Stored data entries
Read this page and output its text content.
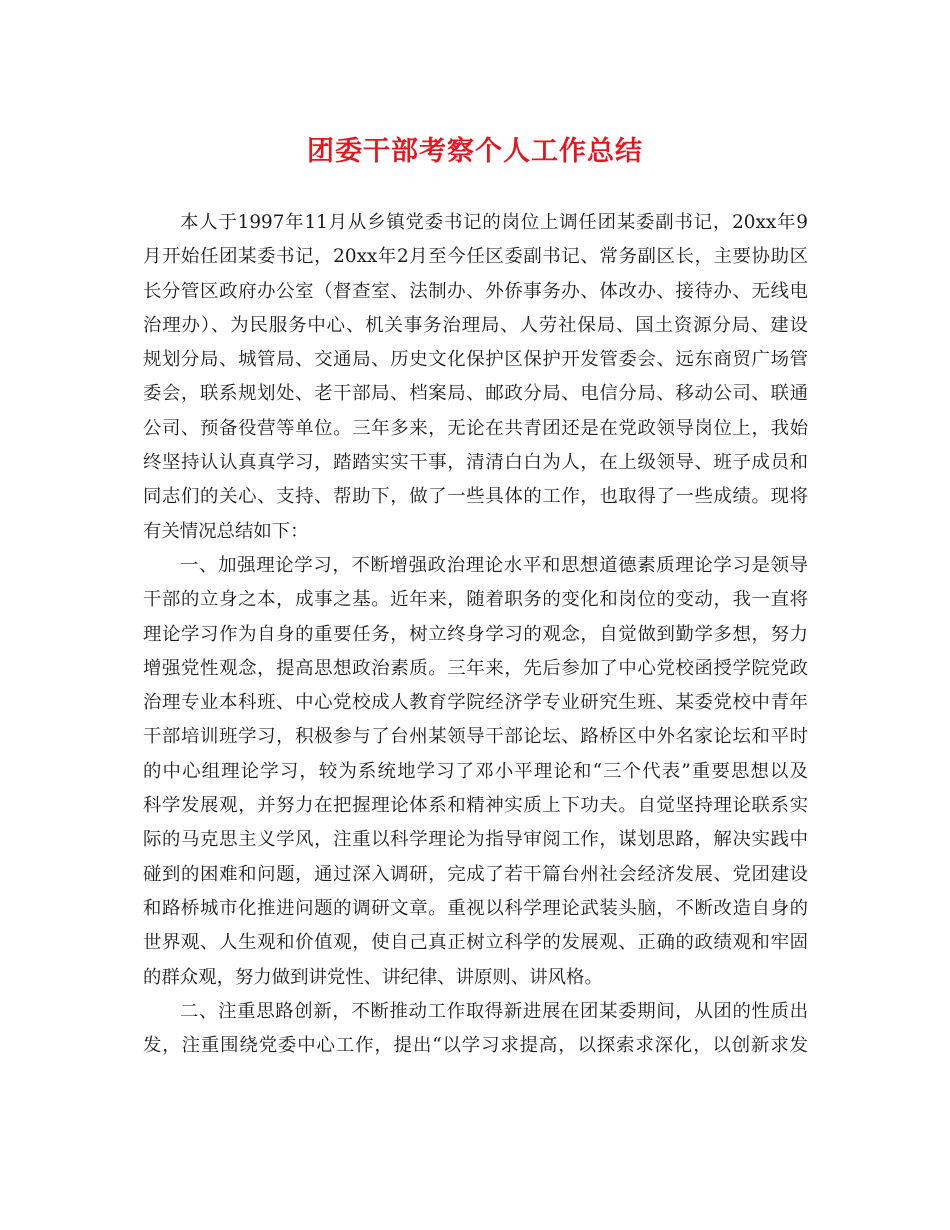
团委干部考察个人工作总结
本人于1997年11月从乡镇党委书记的岗位上调任团某委副书记，20xx年9
月开始任团某委书记，20xx年2月至今任区委副书记、常务副区长，主要协助区
长分管区政府办公室（督查室、法制办、外侨事务办、体改办、接待办、无线电
治理办）、为民服务中心、机关事务治理局、人劳社保局、国土资源分局、建设
规划分局、城管局、交通局、历史文化保护区保护开发管委会、远东商贸广场管
委会，联系规划处、老干部局、档案局、邮政分局、电信分局、移动公司、联通
公司、预备役营等单位。三年多来，无论在共青团还是在党政领导岗位上，我始
终坚持认认真真学习，踏踏实实干事，清清白白为人，在上级领导、班子成员和
同志们的关心、支持、帮助下，做了一些具体的工作，也取得了一些成绩。现将
有关情况总结如下：
一、加强理论学习，不断增强政治理论水平和思想道德素质理论学习是领导
干部的立身之本，成事之基。近年来，随着职务的变化和岗位的变动，我一直将
理论学习作为自身的重要任务，树立终身学习的观念，自觉做到勤学多想，努力
增强党性观念，提高思想政治素质。三年来，先后参加了中心党校函授学院党政
治理专业本科班、中心党校成人教育学院经济学专业研究生班、某委党校中青年
干部培训班学习，积极参与了台州某领导干部论坛、路桥区中外名家论坛和平时
的中心组理论学习，较为系统地学习了邓小平理论和“三个代表”重要思想以及
科学发展观，并努力在把握理论体系和精神实质上下功夫。自觉坚持理论联系实
际的马克思主义学风，注重以科学理论为指导审阅工作，谋划思路，解决实践中
碰到的困难和问题，通过深入调研，完成了若干篇台州社会经济发展、党团建设
和路桥城市化推进问题的调研文章。重视以科学理论武装头脑，不断改造自身的
世界观、人生观和价值观，使自己真正树立科学的发展观、正确的政绩观和牢固
的群众观，努力做到讲党性、讲纪律、讲原则、讲风格。
二、注重思路创新，不断推动工作取得新进展在团某委期间，从团的性质出
发，注重围绕党委中心工作，提出“以学习求提高，以探索求深化，以创新求发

- Do this
Reproduce all entries without any change, and omit the pictures.

- Result below
Read this page and output its text content.
团委干部考察个人工作总结
本人于1997年11月从乡镇党委书记的岗位上调任团某委副书记，20xx年9
月开始任团某委书记，20xx年2月至今任区委副书记、常务副区长，主要协助区
长分管区政府办公室（督查室、法制办、外侨事务办、体改办、接待办、无线电
治理办）、为民服务中心、机关事务治理局、人劳社保局、国土资源分局、建设
规划分局、城管局、交通局、历史文化保护区保护开发管委会、远东商贸广场管
委会，联系规划处、老干部局、档案局、邮政分局、电信分局、移动公司、联通
公司、预备役营等单位。三年多来，无论在共青团还是在党政领导岗位上，我始
终坚持认认真真学习，踏踏实实干事，清清白白为人，在上级领导、班子成员和
同志们的关心、支持、帮助下，做了一些具体的工作，也取得了一些成绩。现将
有关情况总结如下：
一、加强理论学习，不断增强政治理论水平和思想道德素质理论学习是领导
干部的立身之本，成事之基。近年来，随着职务的变化和岗位的变动，我一直将
理论学习作为自身的重要任务，树立终身学习的观念，自觉做到勤学多想，努力
增强党性观念，提高思想政治素质。三年来，先后参加了中心党校函授学院党政
治理专业本科班、中心党校成人教育学院经济学专业研究生班、某委党校中青年
干部培训班学习，积极参与了台州某领导干部论坛、路桥区中外名家论坛和平时
的中心组理论学习，较为系统地学习了邓小平理论和“三个代表”重要思想以及
科学发展观，并努力在把握理论体系和精神实质上下功夫。自觉坚持理论联系实
际的马克思主义学风，注重以科学理论为指导审阅工作，谋划思路，解决实践中
碰到的困难和问题，通过深入调研，完成了若干篇台州社会经济发展、党团建设
和路桥城市化推进问题的调研文章。重视以科学理论武装头脑，不断改造自身的
世界观、人生观和价值观，使自己真正树立科学的发展观、正确的政绩观和牢固
的群众观，努力做到讲党性、讲纪律、讲原则、讲风格。
二、注重思路创新，不断推动工作取得新进展在团某委期间，从团的性质出
发，注重围绕党委中心工作，提出“以学习求提高，以探索求深化，以创新求发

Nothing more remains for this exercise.